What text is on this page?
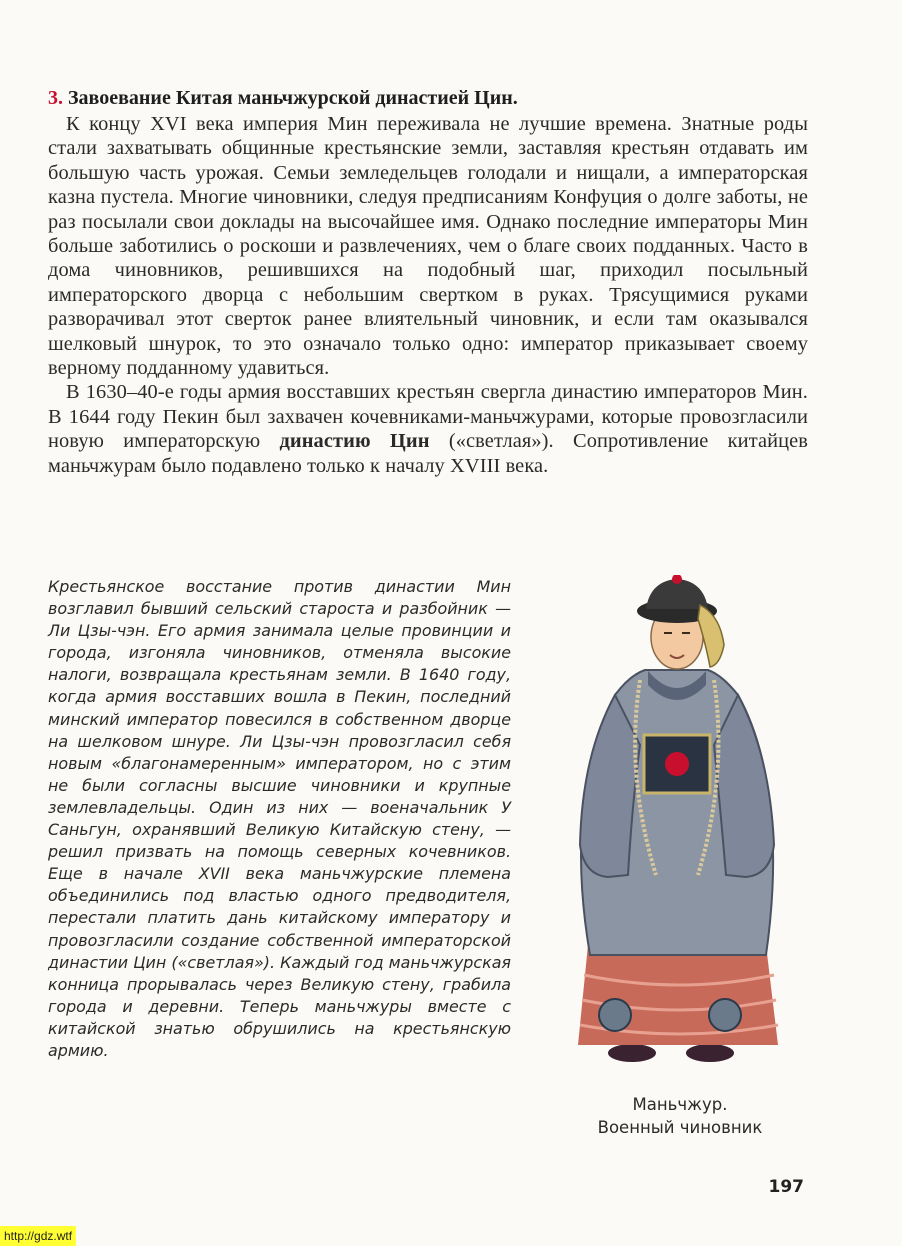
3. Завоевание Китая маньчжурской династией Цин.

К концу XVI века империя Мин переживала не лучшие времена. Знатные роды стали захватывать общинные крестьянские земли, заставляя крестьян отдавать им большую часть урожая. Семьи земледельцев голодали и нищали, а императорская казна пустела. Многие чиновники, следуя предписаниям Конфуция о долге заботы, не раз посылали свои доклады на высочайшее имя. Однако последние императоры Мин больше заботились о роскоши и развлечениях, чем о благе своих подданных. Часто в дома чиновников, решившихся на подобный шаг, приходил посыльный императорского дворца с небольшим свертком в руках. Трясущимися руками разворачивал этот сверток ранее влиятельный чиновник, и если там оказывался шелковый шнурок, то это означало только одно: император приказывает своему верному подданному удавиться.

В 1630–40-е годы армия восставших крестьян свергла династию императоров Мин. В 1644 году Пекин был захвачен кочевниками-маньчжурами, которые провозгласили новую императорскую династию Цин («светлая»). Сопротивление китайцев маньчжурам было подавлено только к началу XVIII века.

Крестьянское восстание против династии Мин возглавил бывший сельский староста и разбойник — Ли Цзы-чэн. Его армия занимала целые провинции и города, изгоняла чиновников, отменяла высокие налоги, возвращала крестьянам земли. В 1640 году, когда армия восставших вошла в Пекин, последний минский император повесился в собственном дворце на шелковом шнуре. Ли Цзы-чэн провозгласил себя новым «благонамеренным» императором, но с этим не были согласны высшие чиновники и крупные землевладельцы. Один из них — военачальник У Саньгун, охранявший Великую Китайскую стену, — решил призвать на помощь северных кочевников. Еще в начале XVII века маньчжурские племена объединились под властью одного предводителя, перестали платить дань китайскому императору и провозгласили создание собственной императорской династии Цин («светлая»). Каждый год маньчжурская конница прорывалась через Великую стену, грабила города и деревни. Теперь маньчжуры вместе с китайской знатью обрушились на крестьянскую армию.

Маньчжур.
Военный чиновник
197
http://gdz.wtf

...

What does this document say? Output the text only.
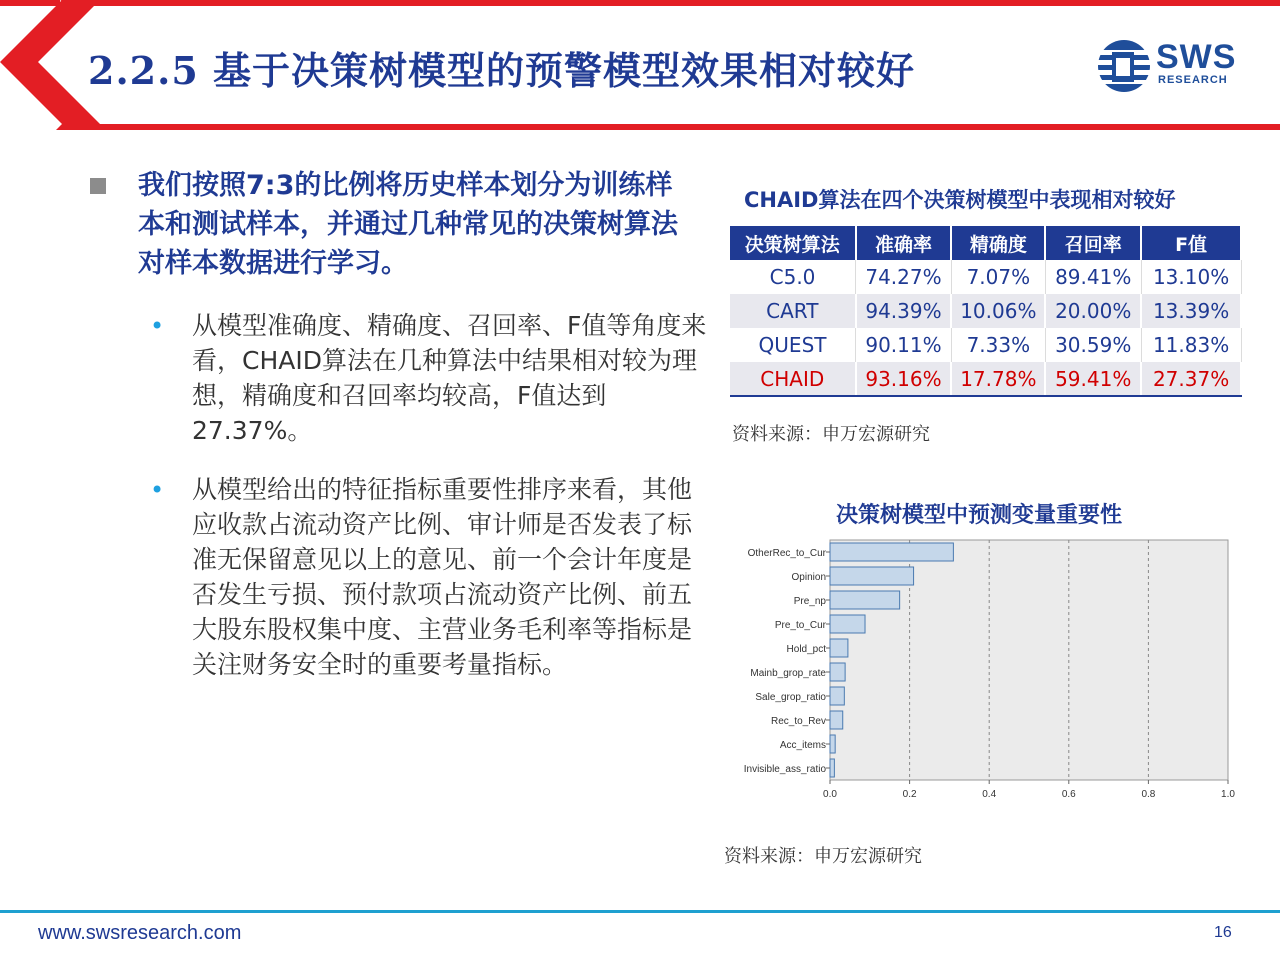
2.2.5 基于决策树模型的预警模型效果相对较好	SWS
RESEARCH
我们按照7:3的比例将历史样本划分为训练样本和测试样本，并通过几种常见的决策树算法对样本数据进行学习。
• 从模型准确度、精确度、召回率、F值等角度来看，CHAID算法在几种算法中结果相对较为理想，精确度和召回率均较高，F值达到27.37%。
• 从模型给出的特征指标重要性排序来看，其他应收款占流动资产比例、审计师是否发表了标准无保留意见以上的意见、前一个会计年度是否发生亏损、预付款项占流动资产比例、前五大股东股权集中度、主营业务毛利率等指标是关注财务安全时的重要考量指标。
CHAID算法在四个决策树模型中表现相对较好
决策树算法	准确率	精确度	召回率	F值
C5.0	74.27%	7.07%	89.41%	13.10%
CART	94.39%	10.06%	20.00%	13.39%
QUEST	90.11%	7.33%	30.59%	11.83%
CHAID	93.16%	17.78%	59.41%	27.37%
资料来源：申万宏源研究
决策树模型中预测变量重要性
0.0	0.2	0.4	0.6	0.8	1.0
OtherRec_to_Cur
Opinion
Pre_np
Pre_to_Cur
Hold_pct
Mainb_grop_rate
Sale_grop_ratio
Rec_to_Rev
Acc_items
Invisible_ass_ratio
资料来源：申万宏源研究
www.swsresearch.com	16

## INSTRUCTIONS FOR THE TASK
Reply with one number only: the count of lines in the entries that contain "text".

## TASK RESPONSE
2